### PROVIDED INFORMATION ###
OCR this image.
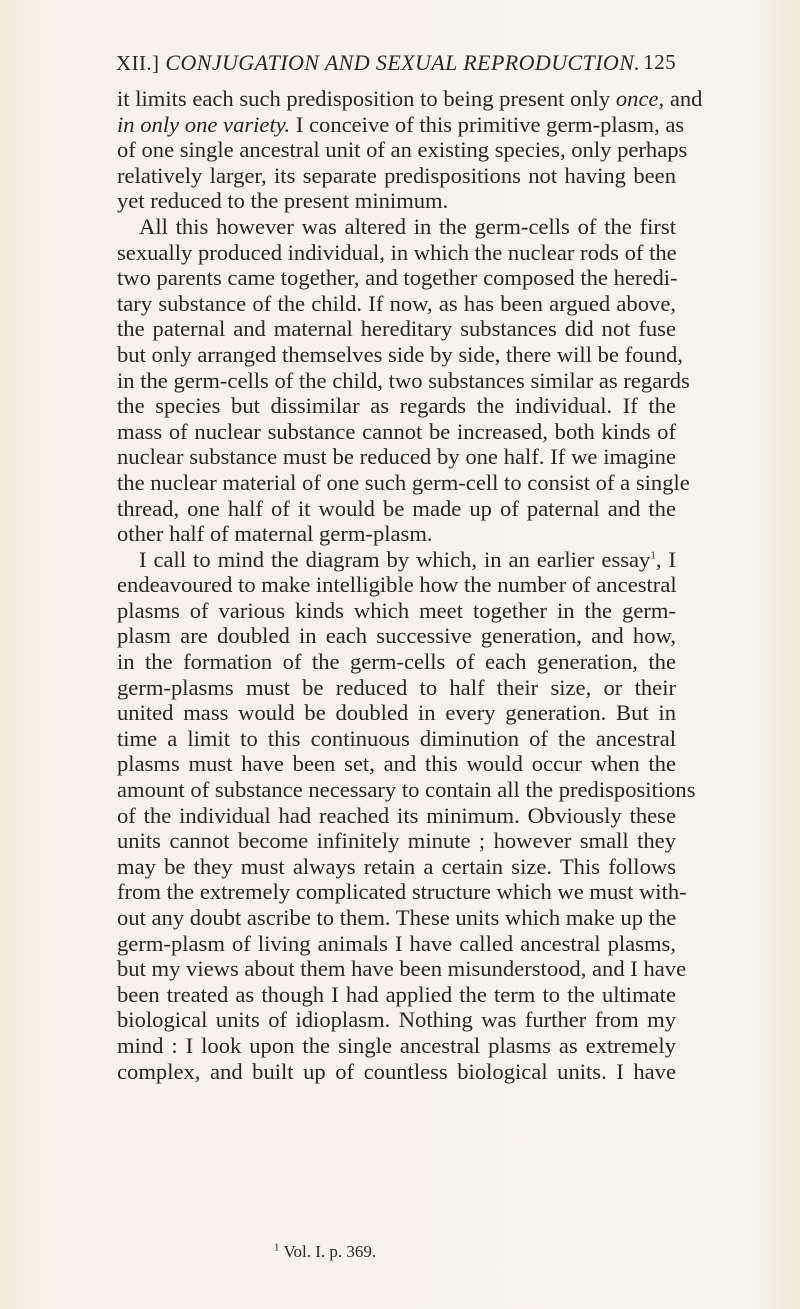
XII.] CONJUGATION AND SEXUAL REPRODUCTION. 125
it limits each such predisposition to being present only once, and
in only one variety. I conceive of this primitive germ-plasm, as
of one single ancestral unit of an existing species, only perhaps
relatively larger, its separate predispositions not having been
yet reduced to the present minimum.
All this however was altered in the germ-cells of the first
sexually produced individual, in which the nuclear rods of the
two parents came together, and together composed the heredi-
tary substance of the child. If now, as has been argued above,
the paternal and maternal hereditary substances did not fuse
but only arranged themselves side by side, there will be found,
in the germ-cells of the child, two substances similar as regards
the species but dissimilar as regards the individual. If the
mass of nuclear substance cannot be increased, both kinds of
nuclear substance must be reduced by one half. If we imagine
the nuclear material of one such germ-cell to consist of a single
thread, one half of it would be made up of paternal and the
other half of maternal germ-plasm.
I call to mind the diagram by which, in an earlier essay$^1$, I
endeavoured to make intelligible how the number of ancestral
plasms of various kinds which meet together in the germ-
plasm are doubled in each successive generation, and how,
in the formation of the germ-cells of each generation, the
germ-plasms must be reduced to half their size, or their
united mass would be doubled in every generation. But in
time a limit to this continuous diminution of the ancestral
plasms must have been set, and this would occur when the
amount of substance necessary to contain all the predispositions
of the individual had reached its minimum. Obviously these
units cannot become infinitely minute ; however small they
may be they must always retain a certain size. This follows
from the extremely complicated structure which we must with-
out any doubt ascribe to them. These units which make up the
germ-plasm of living animals I have called ancestral plasms,
but my views about them have been misunderstood, and I have
been treated as though I had applied the term to the ultimate
biological units of idioplasm. Nothing was further from my
mind : I look upon the single ancestral plasms as extremely
complex, and built up of countless biological units. I have
$^1$ Vol. I. p. 369.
###
▶ _WORK TO COMPLETE_:
Omit every image. Quote each record exactly.

▶ _CORRECT RESPONSE_:
OCR this image.
XII.] CONJUGATION AND SEXUAL REPRODUCTION. 125
it limits each such predisposition to being present only once, and
in only one variety. I conceive of this primitive germ-plasm, as
of one single ancestral unit of an existing species, only perhaps
relatively larger, its separate predispositions not having been
yet reduced to the present minimum.
All this however was altered in the germ-cells of the first
sexually produced individual, in which the nuclear rods of the
two parents came together, and together composed the heredi-
tary substance of the child. If now, as has been argued above,
the paternal and maternal hereditary substances did not fuse
but only arranged themselves side by side, there will be found,
in the germ-cells of the child, two substances similar as regards
the species but dissimilar as regards the individual. If the
mass of nuclear substance cannot be increased, both kinds of
nuclear substance must be reduced by one half. If we imagine
the nuclear material of one such germ-cell to consist of a single
thread, one half of it would be made up of paternal and the
other half of maternal germ-plasm.
I call to mind the diagram by which, in an earlier essay$^1$, I
endeavoured to make intelligible how the number of ancestral
plasms of various kinds which meet together in the germ-
plasm are doubled in each successive generation, and how,
in the formation of the germ-cells of each generation, the
germ-plasms must be reduced to half their size, or their
united mass would be doubled in every generation. But in
time a limit to this continuous diminution of the ancestral
plasms must have been set, and this would occur when the
amount of substance necessary to contain all the predispositions
of the individual had reached its minimum. Obviously these
units cannot become infinitely minute ; however small they
may be they must always retain a certain size. This follows
from the extremely complicated structure which we must with-
out any doubt ascribe to them. These units which make up the
germ-plasm of living animals I have called ancestral plasms,
but my views about them have been misunderstood, and I have
been treated as though I had applied the term to the ultimate
biological units of idioplasm. Nothing was further from my
mind : I look upon the single ancestral plasms as extremely
complex, and built up of countless biological units. I have
$^1$ Vol. I. p. 369.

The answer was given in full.